Start of Exercise material

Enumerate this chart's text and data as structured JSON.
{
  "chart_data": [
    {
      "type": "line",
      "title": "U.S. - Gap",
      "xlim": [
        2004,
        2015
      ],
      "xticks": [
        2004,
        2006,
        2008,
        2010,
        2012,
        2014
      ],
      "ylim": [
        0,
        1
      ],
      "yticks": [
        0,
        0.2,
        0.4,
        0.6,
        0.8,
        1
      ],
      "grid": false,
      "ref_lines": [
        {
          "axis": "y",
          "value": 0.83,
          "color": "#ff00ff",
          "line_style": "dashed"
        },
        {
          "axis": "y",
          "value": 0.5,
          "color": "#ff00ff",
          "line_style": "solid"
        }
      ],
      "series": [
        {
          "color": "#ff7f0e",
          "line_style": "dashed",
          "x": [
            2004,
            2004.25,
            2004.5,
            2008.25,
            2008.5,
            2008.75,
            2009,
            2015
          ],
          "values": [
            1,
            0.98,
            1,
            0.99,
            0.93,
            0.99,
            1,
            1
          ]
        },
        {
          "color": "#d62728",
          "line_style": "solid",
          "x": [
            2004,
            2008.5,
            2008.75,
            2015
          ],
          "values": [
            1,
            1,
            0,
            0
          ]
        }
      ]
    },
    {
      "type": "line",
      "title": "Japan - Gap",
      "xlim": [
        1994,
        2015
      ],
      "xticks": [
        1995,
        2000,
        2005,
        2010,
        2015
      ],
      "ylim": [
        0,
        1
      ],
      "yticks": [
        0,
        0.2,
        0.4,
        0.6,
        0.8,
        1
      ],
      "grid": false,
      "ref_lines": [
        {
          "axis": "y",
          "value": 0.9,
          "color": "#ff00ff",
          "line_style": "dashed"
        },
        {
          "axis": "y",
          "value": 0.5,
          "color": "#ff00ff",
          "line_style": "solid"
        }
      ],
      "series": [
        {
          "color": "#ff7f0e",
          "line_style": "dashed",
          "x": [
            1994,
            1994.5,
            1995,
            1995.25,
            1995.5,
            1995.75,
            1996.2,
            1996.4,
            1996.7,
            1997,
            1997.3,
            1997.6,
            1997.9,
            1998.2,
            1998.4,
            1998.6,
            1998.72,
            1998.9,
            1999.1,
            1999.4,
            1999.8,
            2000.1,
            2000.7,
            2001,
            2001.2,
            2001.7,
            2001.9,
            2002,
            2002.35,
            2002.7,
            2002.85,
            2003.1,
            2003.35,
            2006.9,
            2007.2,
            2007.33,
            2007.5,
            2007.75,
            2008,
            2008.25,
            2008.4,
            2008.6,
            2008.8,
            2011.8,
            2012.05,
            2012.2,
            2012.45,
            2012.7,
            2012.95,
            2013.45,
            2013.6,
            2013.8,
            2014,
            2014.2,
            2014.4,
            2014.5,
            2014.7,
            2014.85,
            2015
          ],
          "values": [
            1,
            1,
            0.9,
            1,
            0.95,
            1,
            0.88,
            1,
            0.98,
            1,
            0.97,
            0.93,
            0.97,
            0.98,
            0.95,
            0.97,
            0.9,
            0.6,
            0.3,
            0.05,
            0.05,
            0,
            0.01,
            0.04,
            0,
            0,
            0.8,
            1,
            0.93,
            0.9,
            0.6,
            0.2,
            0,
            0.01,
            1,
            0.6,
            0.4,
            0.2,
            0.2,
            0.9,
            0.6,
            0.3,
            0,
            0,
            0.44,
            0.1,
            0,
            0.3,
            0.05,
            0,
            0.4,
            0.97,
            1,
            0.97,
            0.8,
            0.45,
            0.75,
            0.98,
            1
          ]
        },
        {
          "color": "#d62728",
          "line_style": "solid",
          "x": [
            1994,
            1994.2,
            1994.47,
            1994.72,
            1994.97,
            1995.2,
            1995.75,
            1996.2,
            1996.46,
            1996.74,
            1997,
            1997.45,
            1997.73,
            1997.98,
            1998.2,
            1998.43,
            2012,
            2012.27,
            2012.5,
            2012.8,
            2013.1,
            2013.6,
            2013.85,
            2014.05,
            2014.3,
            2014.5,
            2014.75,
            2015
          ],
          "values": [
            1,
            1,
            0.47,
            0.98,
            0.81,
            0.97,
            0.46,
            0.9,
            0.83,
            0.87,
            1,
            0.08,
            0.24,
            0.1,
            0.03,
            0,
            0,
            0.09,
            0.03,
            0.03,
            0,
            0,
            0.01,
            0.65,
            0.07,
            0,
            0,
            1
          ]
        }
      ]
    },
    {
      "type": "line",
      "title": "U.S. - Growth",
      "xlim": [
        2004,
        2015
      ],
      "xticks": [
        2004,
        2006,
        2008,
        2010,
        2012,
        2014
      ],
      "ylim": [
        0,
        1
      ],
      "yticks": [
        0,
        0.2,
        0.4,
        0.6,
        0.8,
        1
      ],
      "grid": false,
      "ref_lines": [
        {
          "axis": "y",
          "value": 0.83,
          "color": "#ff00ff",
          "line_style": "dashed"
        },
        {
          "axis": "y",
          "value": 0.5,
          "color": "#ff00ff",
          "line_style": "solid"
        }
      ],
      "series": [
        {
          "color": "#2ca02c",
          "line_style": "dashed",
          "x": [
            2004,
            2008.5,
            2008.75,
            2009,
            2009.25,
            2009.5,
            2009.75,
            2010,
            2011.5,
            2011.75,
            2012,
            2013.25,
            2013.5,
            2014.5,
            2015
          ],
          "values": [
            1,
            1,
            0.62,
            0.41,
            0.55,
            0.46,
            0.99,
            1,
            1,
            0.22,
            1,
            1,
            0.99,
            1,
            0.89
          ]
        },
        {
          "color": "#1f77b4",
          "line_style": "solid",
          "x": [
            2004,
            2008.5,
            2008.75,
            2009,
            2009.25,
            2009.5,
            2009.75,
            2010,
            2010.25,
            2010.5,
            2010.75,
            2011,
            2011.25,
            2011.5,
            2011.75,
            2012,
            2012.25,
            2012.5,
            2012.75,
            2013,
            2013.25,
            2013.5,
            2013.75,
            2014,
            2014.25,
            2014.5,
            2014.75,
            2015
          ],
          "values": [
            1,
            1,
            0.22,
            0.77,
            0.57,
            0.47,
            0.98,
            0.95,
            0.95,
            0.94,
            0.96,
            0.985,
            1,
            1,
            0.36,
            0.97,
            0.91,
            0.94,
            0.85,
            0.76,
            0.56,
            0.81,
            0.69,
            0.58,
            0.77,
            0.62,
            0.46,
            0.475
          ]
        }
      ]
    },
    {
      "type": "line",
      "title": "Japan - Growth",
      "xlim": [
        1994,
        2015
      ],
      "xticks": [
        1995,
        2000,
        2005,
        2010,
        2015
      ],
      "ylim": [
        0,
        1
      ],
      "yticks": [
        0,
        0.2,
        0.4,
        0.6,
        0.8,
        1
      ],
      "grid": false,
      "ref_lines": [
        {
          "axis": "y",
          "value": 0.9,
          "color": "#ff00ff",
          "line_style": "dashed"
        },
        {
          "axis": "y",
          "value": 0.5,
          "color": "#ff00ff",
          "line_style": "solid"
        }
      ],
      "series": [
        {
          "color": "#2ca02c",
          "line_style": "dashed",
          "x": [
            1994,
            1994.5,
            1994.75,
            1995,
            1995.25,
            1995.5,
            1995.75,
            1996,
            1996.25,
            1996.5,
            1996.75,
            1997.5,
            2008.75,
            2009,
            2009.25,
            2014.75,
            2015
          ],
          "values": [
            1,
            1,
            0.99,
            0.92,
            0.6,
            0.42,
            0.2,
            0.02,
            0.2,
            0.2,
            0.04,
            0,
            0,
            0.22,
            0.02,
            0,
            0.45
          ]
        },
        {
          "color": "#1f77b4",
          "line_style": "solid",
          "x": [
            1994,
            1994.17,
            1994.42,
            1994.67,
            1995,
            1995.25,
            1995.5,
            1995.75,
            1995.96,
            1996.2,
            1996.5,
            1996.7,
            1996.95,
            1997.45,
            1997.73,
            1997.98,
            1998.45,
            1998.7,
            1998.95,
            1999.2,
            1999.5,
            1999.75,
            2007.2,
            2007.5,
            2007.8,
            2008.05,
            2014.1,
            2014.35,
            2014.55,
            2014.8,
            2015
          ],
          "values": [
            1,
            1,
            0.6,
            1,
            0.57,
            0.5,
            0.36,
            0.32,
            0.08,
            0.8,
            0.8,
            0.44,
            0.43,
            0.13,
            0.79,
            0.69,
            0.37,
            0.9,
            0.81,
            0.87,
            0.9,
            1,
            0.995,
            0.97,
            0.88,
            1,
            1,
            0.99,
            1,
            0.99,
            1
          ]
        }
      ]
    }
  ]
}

End of Exercise material

§ **Description of the task**
Which lines in the records above contain the string "title"? Copy each one.

§ **Task solution**
      "title": "U.S. - Gap",
      "title": "Japan - Gap",
      "title": "U.S. - Growth",
      "title": "Japan - Growth",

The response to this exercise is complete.